[Dataset listings of figures]
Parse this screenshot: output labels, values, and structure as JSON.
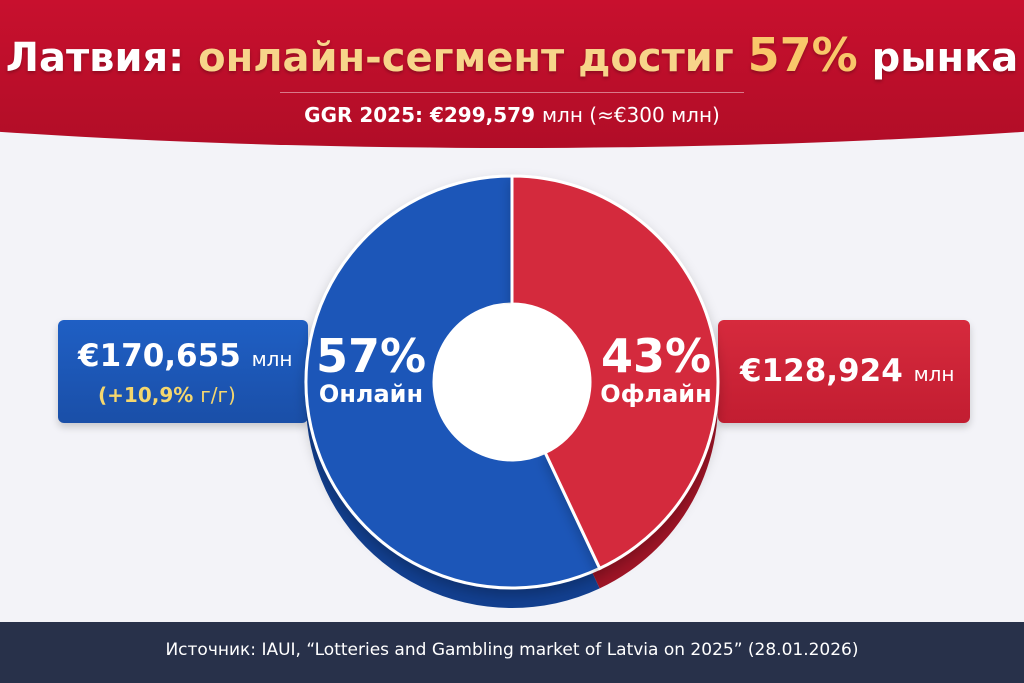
{
  "header": {
    "title_country": "Латвия:",
    "title_mid": "онлайн-сегмент достиг",
    "title_pct": "57%",
    "title_end": "рынка",
    "subtitle_label": "GGR 2025: €299,579",
    "subtitle_unit": "млн (≈€300 млн)"
  },
  "chart_data": {
    "type": "pie",
    "title": "Латвия: онлайн-сегмент достиг 57% рынка",
    "subtitle": "GGR 2025: €299,579 млн (≈€300 млн)",
    "total": 299.579,
    "categories": [
      "Онлайн",
      "Офлайн"
    ],
    "values": [
      57,
      43
    ],
    "percent_labels": [
      "57%",
      "43%"
    ],
    "amounts": [
      170.655,
      128.924
    ],
    "amount_labels": [
      "€170,655",
      "€128,924"
    ],
    "unit": "млн",
    "growth_label": "(+10,9%",
    "growth_unit": "г/г)",
    "colors": [
      "#1c57b8",
      "#d42a3c"
    ],
    "side_colors": [
      "#123f8f",
      "#9e1426"
    ]
  },
  "footer": {
    "source": "Источник: IAUI, “Lotteries and Gambling market of Latvia on 2025” (28.01.2026)"
  }
}
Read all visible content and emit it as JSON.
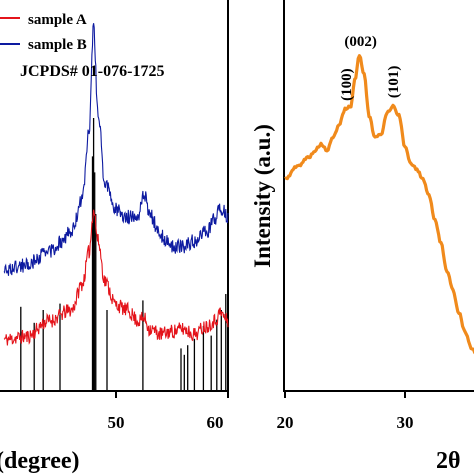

| The exercise |
Copy the entries exactly. Leave out the images.

| Answer below |
Parse this screenshot: output labels, values, and structure as JSON.
{
  "header": {
    "title_country": "Латвия:",
    "title_mid": "онлайн-сегмент достиг",
    "title_pct": "57%",
    "title_end": "рынка",
    "subtitle_label": "GGR 2025: €299,579",
    "subtitle_unit": "млн (≈€300 млн)"
  },
  "chart_data": {
    "type": "pie",
    "title": "Латвия: онлайн-сегмент достиг 57% рынка",
    "subtitle": "GGR 2025: €299,579 млн (≈€300 млн)",
    "total": 299.579,
    "categories": [
      "Онлайн",
      "Офлайн"
    ],
    "values": [
      57,
      43
    ],
    "percent_labels": [
      "57%",
      "43%"
    ],
    "amounts": [
      170.655,
      128.924
    ],
    "amount_labels": [
      "€170,655",
      "€128,924"
    ],
    "unit": "млн",
    "growth_label": "(+10,9%",
    "growth_unit": "г/г)",
    "colors": [
      "#1c57b8",
      "#d42a3c"
    ],
    "side_colors": [
      "#123f8f",
      "#9e1426"
    ]
  },
  "footer": {
    "source": "Источник: IAUI, “Lotteries and Gambling market of Latvia on 2025” (28.01.2026)"
  }
}
Read all visible content and emit it as JSON.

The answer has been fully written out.